*AIM OF THE TASK*. Reproduce the listing below, substituting "Wochenansicht" for each occurrence of "Monatsansicht" and changing nothing else.

** Begin RECORDED INFORMATION **

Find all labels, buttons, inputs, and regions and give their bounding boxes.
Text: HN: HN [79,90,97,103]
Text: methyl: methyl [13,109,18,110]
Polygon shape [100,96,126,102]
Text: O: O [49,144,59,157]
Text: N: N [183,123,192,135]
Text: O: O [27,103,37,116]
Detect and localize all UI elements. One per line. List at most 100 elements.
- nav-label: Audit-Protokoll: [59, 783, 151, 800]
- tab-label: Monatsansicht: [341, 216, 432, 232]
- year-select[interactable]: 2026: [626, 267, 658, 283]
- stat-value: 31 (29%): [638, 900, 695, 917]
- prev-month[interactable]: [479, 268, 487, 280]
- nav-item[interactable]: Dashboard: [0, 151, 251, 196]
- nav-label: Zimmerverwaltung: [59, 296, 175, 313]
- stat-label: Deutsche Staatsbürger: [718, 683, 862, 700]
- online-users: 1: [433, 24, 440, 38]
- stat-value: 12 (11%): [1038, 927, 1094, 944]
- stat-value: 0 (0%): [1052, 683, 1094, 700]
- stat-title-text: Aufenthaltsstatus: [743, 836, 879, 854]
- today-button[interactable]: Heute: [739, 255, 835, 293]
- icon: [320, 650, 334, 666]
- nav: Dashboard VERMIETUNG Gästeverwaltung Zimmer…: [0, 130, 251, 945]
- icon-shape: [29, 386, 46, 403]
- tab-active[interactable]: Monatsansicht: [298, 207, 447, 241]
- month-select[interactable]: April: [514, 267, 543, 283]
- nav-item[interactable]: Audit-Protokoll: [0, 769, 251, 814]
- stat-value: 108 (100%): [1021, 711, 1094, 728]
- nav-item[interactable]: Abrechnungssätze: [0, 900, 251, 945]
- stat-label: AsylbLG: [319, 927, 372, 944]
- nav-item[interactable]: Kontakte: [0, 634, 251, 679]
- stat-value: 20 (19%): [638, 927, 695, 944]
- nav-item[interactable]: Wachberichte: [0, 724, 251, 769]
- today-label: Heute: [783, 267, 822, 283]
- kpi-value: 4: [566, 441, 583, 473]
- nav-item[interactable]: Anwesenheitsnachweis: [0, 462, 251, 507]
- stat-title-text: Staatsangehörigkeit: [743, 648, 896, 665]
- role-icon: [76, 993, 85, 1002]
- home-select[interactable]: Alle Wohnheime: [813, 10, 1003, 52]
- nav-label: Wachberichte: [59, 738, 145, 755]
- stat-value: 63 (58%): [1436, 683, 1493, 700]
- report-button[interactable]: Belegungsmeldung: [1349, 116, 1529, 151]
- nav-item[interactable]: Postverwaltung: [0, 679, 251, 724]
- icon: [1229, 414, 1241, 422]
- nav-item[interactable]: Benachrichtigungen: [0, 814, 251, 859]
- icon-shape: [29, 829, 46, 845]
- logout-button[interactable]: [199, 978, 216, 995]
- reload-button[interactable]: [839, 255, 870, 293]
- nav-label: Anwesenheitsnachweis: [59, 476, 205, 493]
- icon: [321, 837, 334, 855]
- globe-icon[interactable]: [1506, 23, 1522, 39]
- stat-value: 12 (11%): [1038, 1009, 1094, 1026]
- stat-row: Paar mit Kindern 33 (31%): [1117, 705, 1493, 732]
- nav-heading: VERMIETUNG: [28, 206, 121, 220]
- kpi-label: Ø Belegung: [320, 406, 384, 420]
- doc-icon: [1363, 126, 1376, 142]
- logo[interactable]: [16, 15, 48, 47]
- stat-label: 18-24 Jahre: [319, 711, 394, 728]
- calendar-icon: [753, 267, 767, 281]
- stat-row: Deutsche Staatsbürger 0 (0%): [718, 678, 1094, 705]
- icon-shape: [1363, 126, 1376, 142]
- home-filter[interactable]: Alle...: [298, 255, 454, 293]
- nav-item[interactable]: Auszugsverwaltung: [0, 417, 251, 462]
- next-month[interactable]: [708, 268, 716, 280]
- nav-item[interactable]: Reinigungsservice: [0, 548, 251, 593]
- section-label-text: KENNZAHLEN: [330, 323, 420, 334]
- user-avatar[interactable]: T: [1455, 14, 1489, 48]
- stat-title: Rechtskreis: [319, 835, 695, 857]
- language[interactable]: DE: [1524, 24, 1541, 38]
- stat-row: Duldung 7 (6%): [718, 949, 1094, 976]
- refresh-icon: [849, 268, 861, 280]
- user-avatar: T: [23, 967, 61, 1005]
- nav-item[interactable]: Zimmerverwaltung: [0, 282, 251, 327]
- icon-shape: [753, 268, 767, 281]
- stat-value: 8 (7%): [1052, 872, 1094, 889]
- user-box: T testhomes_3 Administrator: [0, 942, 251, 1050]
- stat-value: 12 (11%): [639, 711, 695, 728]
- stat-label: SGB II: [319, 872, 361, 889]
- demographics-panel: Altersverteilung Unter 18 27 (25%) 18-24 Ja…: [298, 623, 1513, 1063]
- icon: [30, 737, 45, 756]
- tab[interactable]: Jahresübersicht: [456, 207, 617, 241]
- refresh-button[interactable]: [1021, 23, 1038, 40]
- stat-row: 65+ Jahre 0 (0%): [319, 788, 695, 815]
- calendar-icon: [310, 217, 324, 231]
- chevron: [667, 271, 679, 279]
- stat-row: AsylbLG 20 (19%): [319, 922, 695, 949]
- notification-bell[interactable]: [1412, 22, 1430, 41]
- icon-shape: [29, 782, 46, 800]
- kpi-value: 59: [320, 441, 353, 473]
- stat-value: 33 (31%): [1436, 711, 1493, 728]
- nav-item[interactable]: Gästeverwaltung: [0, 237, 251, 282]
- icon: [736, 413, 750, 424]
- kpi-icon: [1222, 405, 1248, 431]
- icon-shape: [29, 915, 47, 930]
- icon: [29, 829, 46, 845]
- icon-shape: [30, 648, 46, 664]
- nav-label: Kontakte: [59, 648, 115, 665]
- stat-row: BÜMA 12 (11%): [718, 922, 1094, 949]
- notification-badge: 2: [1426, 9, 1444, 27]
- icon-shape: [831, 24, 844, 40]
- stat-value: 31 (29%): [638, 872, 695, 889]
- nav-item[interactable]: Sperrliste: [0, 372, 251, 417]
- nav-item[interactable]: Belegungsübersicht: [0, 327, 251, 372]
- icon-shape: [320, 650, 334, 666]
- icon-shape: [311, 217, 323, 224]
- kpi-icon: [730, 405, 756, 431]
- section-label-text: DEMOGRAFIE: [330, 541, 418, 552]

** End RECORDED INFORMATION **

*RIGHT ANSWER*.
Find all labels, buttons, inputs, and regions and give their bounding boxes.
Text: HN: HN [79,90,97,103]
Text: methyl: methyl [13,109,18,110]
Polygon shape [100,96,126,102]
Text: O: O [49,144,59,157]
Text: N: N [183,123,192,135]
Text: O: O [27,103,37,116]
Detect and localize all UI elements. One per line. List at most 100 elements.
- nav-label: Audit-Protokoll: [59, 783, 151, 800]
- tab-label: Wochenansicht: [341, 216, 432, 232]
- year-select[interactable]: 2026: [626, 267, 658, 283]
- stat-value: 31 (29%): [638, 900, 695, 917]
- prev-month[interactable]: [479, 268, 487, 280]
- nav-item[interactable]: Dashboard: [0, 151, 251, 196]
- nav-label: Zimmerverwaltung: [59, 296, 175, 313]
- stat-label: Deutsche Staatsbürger: [718, 683, 862, 700]
- online-users: 1: [433, 24, 440, 38]
- stat-value: 12 (11%): [1038, 927, 1094, 944]
- stat-value: 0 (0%): [1052, 683, 1094, 700]
- stat-title-text: Aufenthaltsstatus: [743, 836, 879, 854]
- today-button[interactable]: Heute: [739, 255, 835, 293]
- icon: [320, 650, 334, 666]
- nav: Dashboard VERMIETUNG Gästeverwaltung Zimmer…: [0, 130, 251, 945]
- icon-shape: [29, 386, 46, 403]
- tab-active[interactable]: Wochenansicht: [298, 207, 447, 241]
- month-select[interactable]: April: [514, 267, 543, 283]
- nav-item[interactable]: Audit-Protokoll: [0, 769, 251, 814]
- stat-value: 108 (100%): [1021, 711, 1094, 728]
- nav-item[interactable]: Abrechnungssätze: [0, 900, 251, 945]
- stat-label: AsylbLG: [319, 927, 372, 944]
- nav-item[interactable]: Kontakte: [0, 634, 251, 679]
- stat-value: 20 (19%): [638, 927, 695, 944]
- nav-item[interactable]: Wachberichte: [0, 724, 251, 769]
- today-label: Heute: [783, 267, 822, 283]
- kpi-value: 4: [566, 441, 583, 473]
- nav-item[interactable]: Anwesenheitsnachweis: [0, 462, 251, 507]
- stat-title-text: Staatsangehörigkeit: [743, 648, 896, 665]
- role-icon: [76, 993, 85, 1002]
- home-select[interactable]: Alle Wohnheime: [813, 10, 1003, 52]
- nav-label: Wachberichte: [59, 738, 145, 755]
- stat-value: 63 (58%): [1436, 683, 1493, 700]
- report-button[interactable]: Belegungsmeldung: [1349, 116, 1529, 151]
- nav-item[interactable]: Postverwaltung: [0, 679, 251, 724]
- icon: [1229, 414, 1241, 422]
- nav-item[interactable]: Benachrichtigungen: [0, 814, 251, 859]
- icon-shape: [29, 829, 46, 845]
- logout-button[interactable]: [199, 978, 216, 995]
- reload-button[interactable]: [839, 255, 870, 293]
- nav-label: Anwesenheitsnachweis: [59, 476, 205, 493]
- icon: [321, 837, 334, 855]
- globe-icon[interactable]: [1506, 23, 1522, 39]
- stat-value: 12 (11%): [1038, 1009, 1094, 1026]
- stat-row: Paar mit Kindern 33 (31%): [1117, 705, 1493, 732]
- nav-heading: VERMIETUNG: [28, 206, 121, 220]
- kpi-label: Ø Belegung: [320, 406, 384, 420]
- doc-icon: [1363, 126, 1376, 142]
- logo[interactable]: [16, 15, 48, 47]
- stat-label: 18-24 Jahre: [319, 711, 394, 728]
- calendar-icon: [753, 267, 767, 281]
- stat-row: Deutsche Staatsbürger 0 (0%): [718, 678, 1094, 705]
- icon-shape: [1363, 126, 1376, 142]
- home-filter[interactable]: Alle...: [298, 255, 454, 293]
- nav-item[interactable]: Auszugsverwaltung: [0, 417, 251, 462]
- next-month[interactable]: [708, 268, 716, 280]
- nav-item[interactable]: Reinigungsservice: [0, 548, 251, 593]
- section-label-text: KENNZAHLEN: [330, 323, 420, 334]
- user-avatar[interactable]: T: [1455, 14, 1489, 48]
- stat-title: Rechtskreis: [319, 835, 695, 857]
- language[interactable]: DE: [1524, 24, 1541, 38]
- stat-row: Duldung 7 (6%): [718, 949, 1094, 976]
- refresh-icon: [849, 268, 861, 280]
- user-avatar: T: [23, 967, 61, 1005]
- nav-item[interactable]: Zimmerverwaltung: [0, 282, 251, 327]
- icon-shape: [753, 268, 767, 281]
- stat-value: 8 (7%): [1052, 872, 1094, 889]
- user-box: T testhomes_3 Administrator: [0, 942, 251, 1050]
- stat-value: 12 (11%): [639, 711, 695, 728]
- stat-label: SGB II: [319, 872, 361, 889]
- demographics-panel: Altersverteilung Unter 18 27 (25%) 18-24 Ja…: [298, 623, 1513, 1063]
- icon: [30, 737, 45, 756]
- tab[interactable]: Jahresübersicht: [456, 207, 617, 241]
- refresh-button[interactable]: [1021, 23, 1038, 40]
- stat-row: 65+ Jahre 0 (0%): [319, 788, 695, 815]
- calendar-icon: [310, 217, 324, 231]
- chevron: [667, 271, 679, 279]
- stat-row: AsylbLG 20 (19%): [319, 922, 695, 949]
- notification-bell[interactable]: [1412, 22, 1430, 41]
- icon-shape: [29, 782, 46, 800]
- kpi-value: 59: [320, 441, 353, 473]
- stat-value: 33 (31%): [1436, 711, 1493, 728]
- nav-item[interactable]: Gästeverwaltung: [0, 237, 251, 282]
- icon: [736, 413, 750, 424]
- kpi-icon: [1222, 405, 1248, 431]
- icon-shape: [29, 915, 47, 930]
- icon: [29, 829, 46, 845]
- icon-shape: [30, 648, 46, 664]
- nav-label: Kontakte: [59, 648, 115, 665]
- stat-row: BÜMA 12 (11%): [718, 922, 1094, 949]
- notification-badge: 2: [1426, 9, 1444, 27]
- icon-shape: [831, 24, 844, 40]
- stat-value: 31 (29%): [638, 872, 695, 889]
- nav-item[interactable]: Sperrliste: [0, 372, 251, 417]
- nav-item[interactable]: Belegungsübersicht: [0, 327, 251, 372]
- icon-shape: [320, 650, 334, 666]
- icon-shape: [311, 217, 323, 224]
- kpi-icon: [730, 405, 756, 431]
- section-label-text: DEMOGRAFIE: [330, 541, 418, 552]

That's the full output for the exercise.